(Dataset items)

========================

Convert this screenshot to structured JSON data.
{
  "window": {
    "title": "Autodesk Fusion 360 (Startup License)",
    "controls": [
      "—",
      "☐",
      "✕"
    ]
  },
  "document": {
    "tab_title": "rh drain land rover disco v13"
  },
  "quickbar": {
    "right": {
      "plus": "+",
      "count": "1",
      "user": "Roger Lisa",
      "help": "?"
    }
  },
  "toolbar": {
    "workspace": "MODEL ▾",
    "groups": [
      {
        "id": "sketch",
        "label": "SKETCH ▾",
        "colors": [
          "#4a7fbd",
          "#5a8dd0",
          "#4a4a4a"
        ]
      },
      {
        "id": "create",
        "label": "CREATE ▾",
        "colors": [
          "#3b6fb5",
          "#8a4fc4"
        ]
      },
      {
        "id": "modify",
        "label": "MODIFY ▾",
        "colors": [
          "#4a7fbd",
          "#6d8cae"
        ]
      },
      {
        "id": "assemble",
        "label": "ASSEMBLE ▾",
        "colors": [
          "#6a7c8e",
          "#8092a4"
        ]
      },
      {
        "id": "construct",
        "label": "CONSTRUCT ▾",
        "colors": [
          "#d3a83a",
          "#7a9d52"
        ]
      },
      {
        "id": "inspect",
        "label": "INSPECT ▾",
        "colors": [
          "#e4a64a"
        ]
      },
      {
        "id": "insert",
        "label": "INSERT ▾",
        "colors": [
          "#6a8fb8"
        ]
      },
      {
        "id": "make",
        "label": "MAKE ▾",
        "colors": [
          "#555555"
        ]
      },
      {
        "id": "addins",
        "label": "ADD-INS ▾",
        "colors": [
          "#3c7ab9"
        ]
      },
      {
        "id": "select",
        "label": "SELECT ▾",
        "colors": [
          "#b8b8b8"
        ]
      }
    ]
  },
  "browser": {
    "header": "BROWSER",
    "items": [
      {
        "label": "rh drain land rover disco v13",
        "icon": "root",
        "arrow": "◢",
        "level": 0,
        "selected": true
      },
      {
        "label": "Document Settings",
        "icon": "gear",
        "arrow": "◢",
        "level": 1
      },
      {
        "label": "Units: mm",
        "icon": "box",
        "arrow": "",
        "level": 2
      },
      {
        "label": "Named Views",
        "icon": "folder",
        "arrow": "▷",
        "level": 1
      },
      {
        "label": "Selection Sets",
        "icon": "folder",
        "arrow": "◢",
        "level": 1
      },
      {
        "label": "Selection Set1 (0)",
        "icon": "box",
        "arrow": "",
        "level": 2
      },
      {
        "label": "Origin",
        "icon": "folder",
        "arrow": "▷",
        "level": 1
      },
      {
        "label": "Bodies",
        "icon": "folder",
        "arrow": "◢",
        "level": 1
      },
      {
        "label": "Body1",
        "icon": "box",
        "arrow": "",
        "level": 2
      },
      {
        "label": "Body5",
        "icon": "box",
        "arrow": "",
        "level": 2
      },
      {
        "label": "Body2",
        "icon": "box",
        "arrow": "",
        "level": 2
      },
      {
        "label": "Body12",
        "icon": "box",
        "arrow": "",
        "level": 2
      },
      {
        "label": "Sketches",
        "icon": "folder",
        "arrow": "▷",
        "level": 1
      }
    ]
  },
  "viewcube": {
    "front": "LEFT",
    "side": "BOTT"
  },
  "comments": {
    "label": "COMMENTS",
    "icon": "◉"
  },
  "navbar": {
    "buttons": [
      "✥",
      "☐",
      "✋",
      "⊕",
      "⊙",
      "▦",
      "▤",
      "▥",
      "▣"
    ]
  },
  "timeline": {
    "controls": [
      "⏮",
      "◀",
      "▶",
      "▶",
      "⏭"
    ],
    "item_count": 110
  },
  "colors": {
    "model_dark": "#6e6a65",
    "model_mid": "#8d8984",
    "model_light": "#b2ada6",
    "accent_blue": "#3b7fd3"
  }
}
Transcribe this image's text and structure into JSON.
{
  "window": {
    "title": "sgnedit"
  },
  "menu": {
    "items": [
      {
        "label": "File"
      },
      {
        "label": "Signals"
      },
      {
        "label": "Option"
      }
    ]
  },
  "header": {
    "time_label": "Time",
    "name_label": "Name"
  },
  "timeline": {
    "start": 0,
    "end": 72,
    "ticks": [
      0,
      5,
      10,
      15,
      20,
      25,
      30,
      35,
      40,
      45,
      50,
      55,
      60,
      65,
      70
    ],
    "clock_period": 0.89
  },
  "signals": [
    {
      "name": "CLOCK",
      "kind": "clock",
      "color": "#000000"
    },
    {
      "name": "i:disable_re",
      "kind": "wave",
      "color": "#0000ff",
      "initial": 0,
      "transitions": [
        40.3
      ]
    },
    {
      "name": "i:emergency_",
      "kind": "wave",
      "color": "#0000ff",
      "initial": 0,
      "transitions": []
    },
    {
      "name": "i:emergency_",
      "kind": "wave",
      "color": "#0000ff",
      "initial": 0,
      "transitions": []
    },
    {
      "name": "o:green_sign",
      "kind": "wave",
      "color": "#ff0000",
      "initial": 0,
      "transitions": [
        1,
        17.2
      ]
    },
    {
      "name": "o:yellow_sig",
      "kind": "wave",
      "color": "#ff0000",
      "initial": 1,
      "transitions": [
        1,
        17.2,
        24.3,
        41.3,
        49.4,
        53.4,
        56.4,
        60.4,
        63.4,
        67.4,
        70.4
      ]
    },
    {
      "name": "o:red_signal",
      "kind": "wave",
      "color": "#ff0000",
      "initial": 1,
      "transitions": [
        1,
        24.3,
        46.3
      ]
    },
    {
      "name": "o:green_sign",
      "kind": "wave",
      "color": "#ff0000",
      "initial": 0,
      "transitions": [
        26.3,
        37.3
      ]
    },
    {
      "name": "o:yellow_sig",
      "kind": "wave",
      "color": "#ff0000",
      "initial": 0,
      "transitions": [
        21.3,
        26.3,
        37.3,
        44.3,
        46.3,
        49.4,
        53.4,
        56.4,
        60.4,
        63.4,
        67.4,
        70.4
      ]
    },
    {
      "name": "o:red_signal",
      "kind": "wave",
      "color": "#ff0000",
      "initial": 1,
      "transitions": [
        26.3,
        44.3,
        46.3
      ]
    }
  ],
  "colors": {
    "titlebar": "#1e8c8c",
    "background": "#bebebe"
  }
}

========================

• EXERCISE BRIEF: Write down all the entries again without a single difference.

• ANSWER:
Convert this screenshot to structured JSON data.
{
  "window": {
    "title": "Autodesk Fusion 360 (Startup License)",
    "controls": [
      "—",
      "☐",
      "✕"
    ]
  },
  "document": {
    "tab_title": "rh drain land rover disco v13"
  },
  "quickbar": {
    "right": {
      "plus": "+",
      "count": "1",
      "user": "Roger Lisa",
      "help": "?"
    }
  },
  "toolbar": {
    "workspace": "MODEL ▾",
    "groups": [
      {
        "id": "sketch",
        "label": "SKETCH ▾",
        "colors": [
          "#4a7fbd",
          "#5a8dd0",
          "#4a4a4a"
        ]
      },
      {
        "id": "create",
        "label": "CREATE ▾",
        "colors": [
          "#3b6fb5",
          "#8a4fc4"
        ]
      },
      {
        "id": "modify",
        "label": "MODIFY ▾",
        "colors": [
          "#4a7fbd",
          "#6d8cae"
        ]
      },
      {
        "id": "assemble",
        "label": "ASSEMBLE ▾",
        "colors": [
          "#6a7c8e",
          "#8092a4"
        ]
      },
      {
        "id": "construct",
        "label": "CONSTRUCT ▾",
        "colors": [
          "#d3a83a",
          "#7a9d52"
        ]
      },
      {
        "id": "inspect",
        "label": "INSPECT ▾",
        "colors": [
          "#e4a64a"
        ]
      },
      {
        "id": "insert",
        "label": "INSERT ▾",
        "colors": [
          "#6a8fb8"
        ]
      },
      {
        "id": "make",
        "label": "MAKE ▾",
        "colors": [
          "#555555"
        ]
      },
      {
        "id": "addins",
        "label": "ADD-INS ▾",
        "colors": [
          "#3c7ab9"
        ]
      },
      {
        "id": "select",
        "label": "SELECT ▾",
        "colors": [
          "#b8b8b8"
        ]
      }
    ]
  },
  "browser": {
    "header": "BROWSER",
    "items": [
      {
        "label": "rh drain land rover disco v13",
        "icon": "root",
        "arrow": "◢",
        "level": 0,
        "selected": true
      },
      {
        "label": "Document Settings",
        "icon": "gear",
        "arrow": "◢",
        "level": 1
      },
      {
        "label": "Units: mm",
        "icon": "box",
        "arrow": "",
        "level": 2
      },
      {
        "label": "Named Views",
        "icon": "folder",
        "arrow": "▷",
        "level": 1
      },
      {
        "label": "Selection Sets",
        "icon": "folder",
        "arrow": "◢",
        "level": 1
      },
      {
        "label": "Selection Set1 (0)",
        "icon": "box",
        "arrow": "",
        "level": 2
      },
      {
        "label": "Origin",
        "icon": "folder",
        "arrow": "▷",
        "level": 1
      },
      {
        "label": "Bodies",
        "icon": "folder",
        "arrow": "◢",
        "level": 1
      },
      {
        "label": "Body1",
        "icon": "box",
        "arrow": "",
        "level": 2
      },
      {
        "label": "Body5",
        "icon": "box",
        "arrow": "",
        "level": 2
      },
      {
        "label": "Body2",
        "icon": "box",
        "arrow": "",
        "level": 2
      },
      {
        "label": "Body12",
        "icon": "box",
        "arrow": "",
        "level": 2
      },
      {
        "label": "Sketches",
        "icon": "folder",
        "arrow": "▷",
        "level": 1
      }
    ]
  },
  "viewcube": {
    "front": "LEFT",
    "side": "BOTT"
  },
  "comments": {
    "label": "COMMENTS",
    "icon": "◉"
  },
  "navbar": {
    "buttons": [
      "✥",
      "☐",
      "✋",
      "⊕",
      "⊙",
      "▦",
      "▤",
      "▥",
      "▣"
    ]
  },
  "timeline": {
    "controls": [
      "⏮",
      "◀",
      "▶",
      "▶",
      "⏭"
    ],
    "item_count": 110
  },
  "colors": {
    "model_dark": "#6e6a65",
    "model_mid": "#8d8984",
    "model_light": "#b2ada6",
    "accent_blue": "#3b7fd3"
  }
}
Transcribe this image's text and structure into JSON.
{
  "window": {
    "title": "sgnedit"
  },
  "menu": {
    "items": [
      {
        "label": "File"
      },
      {
        "label": "Signals"
      },
      {
        "label": "Option"
      }
    ]
  },
  "header": {
    "time_label": "Time",
    "name_label": "Name"
  },
  "timeline": {
    "start": 0,
    "end": 72,
    "ticks": [
      0,
      5,
      10,
      15,
      20,
      25,
      30,
      35,
      40,
      45,
      50,
      55,
      60,
      65,
      70
    ],
    "clock_period": 0.89
  },
  "signals": [
    {
      "name": "CLOCK",
      "kind": "clock",
      "color": "#000000"
    },
    {
      "name": "i:disable_re",
      "kind": "wave",
      "color": "#0000ff",
      "initial": 0,
      "transitions": [
        40.3
      ]
    },
    {
      "name": "i:emergency_",
      "kind": "wave",
      "color": "#0000ff",
      "initial": 0,
      "transitions": []
    },
    {
      "name": "i:emergency_",
      "kind": "wave",
      "color": "#0000ff",
      "initial": 0,
      "transitions": []
    },
    {
      "name": "o:green_sign",
      "kind": "wave",
      "color": "#ff0000",
      "initial": 0,
      "transitions": [
        1,
        17.2
      ]
    },
    {
      "name": "o:yellow_sig",
      "kind": "wave",
      "color": "#ff0000",
      "initial": 1,
      "transitions": [
        1,
        17.2,
        24.3,
        41.3,
        49.4,
        53.4,
        56.4,
        60.4,
        63.4,
        67.4,
        70.4
      ]
    },
    {
      "name": "o:red_signal",
      "kind": "wave",
      "color": "#ff0000",
      "initial": 1,
      "transitions": [
        1,
        24.3,
        46.3
      ]
    },
    {
      "name": "o:green_sign",
      "kind": "wave",
      "color": "#ff0000",
      "initial": 0,
      "transitions": [
        26.3,
        37.3
      ]
    },
    {
      "name": "o:yellow_sig",
      "kind": "wave",
      "color": "#ff0000",
      "initial": 0,
      "transitions": [
        21.3,
        26.3,
        37.3,
        44.3,
        46.3,
        49.4,
        53.4,
        56.4,
        60.4,
        63.4,
        67.4,
        70.4
      ]
    },
    {
      "name": "o:red_signal",
      "kind": "wave",
      "color": "#ff0000",
      "initial": 1,
      "transitions": [
        26.3,
        44.3,
        46.3
      ]
    }
  ],
  "colors": {
    "titlebar": "#1e8c8c",
    "background": "#bebebe"
  }
}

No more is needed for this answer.